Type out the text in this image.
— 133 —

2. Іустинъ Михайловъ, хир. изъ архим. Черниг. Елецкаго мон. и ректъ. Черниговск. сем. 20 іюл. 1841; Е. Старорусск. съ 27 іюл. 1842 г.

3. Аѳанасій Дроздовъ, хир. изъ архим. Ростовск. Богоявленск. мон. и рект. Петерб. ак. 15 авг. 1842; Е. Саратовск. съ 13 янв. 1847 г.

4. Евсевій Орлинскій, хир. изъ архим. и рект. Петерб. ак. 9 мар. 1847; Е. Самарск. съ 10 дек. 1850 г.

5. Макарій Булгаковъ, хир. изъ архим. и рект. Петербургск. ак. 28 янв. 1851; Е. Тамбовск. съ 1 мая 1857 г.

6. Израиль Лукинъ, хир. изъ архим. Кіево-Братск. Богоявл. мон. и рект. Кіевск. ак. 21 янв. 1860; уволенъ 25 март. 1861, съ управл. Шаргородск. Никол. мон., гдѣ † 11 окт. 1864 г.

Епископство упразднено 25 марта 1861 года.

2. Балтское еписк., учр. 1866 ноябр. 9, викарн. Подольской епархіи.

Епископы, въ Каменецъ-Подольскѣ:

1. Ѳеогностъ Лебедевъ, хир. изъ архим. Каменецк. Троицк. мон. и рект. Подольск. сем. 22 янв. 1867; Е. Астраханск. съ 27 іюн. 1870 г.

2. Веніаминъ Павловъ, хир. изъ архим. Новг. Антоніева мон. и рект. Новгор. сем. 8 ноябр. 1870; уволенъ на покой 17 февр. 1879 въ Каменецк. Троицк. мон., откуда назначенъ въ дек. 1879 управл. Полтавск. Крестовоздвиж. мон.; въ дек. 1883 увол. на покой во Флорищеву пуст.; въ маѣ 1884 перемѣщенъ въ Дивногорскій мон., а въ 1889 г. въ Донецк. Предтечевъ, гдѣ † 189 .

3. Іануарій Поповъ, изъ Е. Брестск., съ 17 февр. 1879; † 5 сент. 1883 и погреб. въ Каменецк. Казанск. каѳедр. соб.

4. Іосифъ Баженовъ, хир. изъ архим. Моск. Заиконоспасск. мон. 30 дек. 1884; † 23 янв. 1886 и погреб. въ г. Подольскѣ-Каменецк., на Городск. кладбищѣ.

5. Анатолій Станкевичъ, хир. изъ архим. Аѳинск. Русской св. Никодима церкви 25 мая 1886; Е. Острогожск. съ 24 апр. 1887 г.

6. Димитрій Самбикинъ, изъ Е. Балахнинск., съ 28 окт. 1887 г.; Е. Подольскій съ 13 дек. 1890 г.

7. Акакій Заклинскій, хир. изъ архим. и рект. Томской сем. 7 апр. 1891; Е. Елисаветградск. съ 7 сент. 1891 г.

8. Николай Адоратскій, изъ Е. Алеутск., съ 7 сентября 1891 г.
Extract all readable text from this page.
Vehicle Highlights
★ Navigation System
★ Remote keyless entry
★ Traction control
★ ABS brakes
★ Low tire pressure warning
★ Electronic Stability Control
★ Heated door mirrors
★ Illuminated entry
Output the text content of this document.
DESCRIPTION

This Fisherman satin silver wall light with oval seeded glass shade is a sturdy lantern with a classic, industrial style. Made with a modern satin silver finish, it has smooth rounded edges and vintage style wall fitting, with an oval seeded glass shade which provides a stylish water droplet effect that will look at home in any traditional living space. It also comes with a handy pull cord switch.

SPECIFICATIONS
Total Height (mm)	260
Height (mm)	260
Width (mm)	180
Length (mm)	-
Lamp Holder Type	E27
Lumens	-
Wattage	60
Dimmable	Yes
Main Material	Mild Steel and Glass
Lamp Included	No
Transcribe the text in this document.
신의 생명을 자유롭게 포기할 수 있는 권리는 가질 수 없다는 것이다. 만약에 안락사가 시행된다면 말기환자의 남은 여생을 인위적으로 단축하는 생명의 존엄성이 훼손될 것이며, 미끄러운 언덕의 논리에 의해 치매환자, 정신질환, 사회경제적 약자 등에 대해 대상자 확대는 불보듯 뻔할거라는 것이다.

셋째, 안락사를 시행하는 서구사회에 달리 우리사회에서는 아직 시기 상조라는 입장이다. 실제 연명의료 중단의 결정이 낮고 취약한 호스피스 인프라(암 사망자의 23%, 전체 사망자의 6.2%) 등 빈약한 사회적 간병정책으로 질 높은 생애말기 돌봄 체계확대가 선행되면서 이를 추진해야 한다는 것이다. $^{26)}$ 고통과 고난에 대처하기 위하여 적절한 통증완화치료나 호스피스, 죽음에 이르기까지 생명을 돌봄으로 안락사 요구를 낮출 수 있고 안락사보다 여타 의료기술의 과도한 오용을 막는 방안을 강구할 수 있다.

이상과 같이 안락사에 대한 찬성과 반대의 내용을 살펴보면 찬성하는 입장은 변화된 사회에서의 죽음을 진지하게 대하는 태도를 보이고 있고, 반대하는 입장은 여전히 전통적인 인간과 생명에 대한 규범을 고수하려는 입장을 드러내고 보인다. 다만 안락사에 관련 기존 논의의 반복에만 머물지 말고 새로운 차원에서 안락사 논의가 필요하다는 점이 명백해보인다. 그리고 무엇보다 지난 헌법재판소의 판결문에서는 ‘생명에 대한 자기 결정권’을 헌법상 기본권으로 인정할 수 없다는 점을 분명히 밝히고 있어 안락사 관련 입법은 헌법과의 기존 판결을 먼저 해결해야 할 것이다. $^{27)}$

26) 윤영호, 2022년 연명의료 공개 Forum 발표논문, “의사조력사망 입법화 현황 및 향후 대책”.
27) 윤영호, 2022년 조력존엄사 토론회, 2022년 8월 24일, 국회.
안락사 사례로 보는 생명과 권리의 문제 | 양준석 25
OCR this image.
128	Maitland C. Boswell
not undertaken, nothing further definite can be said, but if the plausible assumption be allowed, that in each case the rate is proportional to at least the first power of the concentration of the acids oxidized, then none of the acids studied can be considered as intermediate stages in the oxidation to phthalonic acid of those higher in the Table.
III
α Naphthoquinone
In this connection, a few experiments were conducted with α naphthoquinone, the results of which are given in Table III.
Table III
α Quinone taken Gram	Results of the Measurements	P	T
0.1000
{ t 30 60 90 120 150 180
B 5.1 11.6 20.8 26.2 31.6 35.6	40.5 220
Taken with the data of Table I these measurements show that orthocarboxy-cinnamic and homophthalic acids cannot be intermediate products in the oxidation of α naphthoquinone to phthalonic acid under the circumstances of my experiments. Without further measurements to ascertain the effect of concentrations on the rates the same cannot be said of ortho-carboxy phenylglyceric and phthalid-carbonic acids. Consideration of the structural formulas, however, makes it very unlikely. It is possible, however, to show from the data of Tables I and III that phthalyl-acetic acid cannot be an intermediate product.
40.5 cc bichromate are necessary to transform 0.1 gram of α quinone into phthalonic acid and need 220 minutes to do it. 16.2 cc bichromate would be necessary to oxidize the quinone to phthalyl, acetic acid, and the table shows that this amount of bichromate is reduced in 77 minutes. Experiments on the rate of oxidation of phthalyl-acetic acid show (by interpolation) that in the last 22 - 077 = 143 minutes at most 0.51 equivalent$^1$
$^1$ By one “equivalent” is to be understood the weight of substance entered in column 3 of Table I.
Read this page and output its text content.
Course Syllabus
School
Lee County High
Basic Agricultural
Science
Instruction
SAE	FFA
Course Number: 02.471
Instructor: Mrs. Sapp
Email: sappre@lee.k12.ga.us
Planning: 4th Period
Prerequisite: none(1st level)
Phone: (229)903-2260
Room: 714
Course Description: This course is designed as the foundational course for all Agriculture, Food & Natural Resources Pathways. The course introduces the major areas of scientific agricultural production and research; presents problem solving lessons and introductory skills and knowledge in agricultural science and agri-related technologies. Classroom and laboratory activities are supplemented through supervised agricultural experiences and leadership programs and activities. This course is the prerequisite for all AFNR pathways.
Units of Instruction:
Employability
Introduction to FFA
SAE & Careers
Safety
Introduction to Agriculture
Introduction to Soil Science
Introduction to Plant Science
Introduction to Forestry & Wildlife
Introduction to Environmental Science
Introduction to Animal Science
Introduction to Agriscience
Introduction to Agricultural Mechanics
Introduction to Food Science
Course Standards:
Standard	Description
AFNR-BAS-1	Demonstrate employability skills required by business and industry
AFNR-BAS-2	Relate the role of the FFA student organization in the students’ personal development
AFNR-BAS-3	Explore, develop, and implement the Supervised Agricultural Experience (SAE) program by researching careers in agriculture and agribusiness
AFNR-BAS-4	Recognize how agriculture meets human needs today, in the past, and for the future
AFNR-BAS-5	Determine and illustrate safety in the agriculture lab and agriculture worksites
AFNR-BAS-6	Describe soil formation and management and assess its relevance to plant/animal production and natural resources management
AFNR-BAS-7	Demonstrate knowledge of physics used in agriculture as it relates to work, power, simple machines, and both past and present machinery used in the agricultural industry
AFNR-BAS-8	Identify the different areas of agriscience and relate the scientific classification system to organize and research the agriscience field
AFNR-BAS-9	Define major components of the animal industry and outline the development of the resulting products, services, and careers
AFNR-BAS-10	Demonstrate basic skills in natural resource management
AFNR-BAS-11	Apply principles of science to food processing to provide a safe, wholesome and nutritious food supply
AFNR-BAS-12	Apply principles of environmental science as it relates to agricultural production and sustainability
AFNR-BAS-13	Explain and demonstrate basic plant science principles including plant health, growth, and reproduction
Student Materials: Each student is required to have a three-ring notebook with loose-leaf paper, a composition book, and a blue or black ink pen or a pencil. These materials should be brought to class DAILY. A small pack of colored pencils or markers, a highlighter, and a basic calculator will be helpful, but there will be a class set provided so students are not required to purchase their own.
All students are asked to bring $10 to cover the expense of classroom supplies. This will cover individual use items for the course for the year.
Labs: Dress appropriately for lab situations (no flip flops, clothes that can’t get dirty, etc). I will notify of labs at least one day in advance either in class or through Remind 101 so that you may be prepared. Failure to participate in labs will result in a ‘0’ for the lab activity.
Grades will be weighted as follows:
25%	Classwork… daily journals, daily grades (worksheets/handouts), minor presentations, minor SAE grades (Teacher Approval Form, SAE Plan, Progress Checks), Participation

◆ Exercise directions: Using the listing, copy every line where the word "least" shows up.

◆ Result for this exercise:
not undertaken, nothing further definite can be said, but if the plausible assumption be allowed, that in each case the rate is proportional to at least the first power of the concentration of the acids oxidized, then none of the acids studied can be considered as intermediate stages in the oxidation to phthalonic acid of those higher in the Table.
Labs: Dress appropriately for lab situations (no flip flops, clothes that can’t get dirty, etc). I will notify of labs at least one day in advance either in class or through Remind 101 so that you may be prepared. Failure to participate in labs will result in a ‘0’ for the lab activity.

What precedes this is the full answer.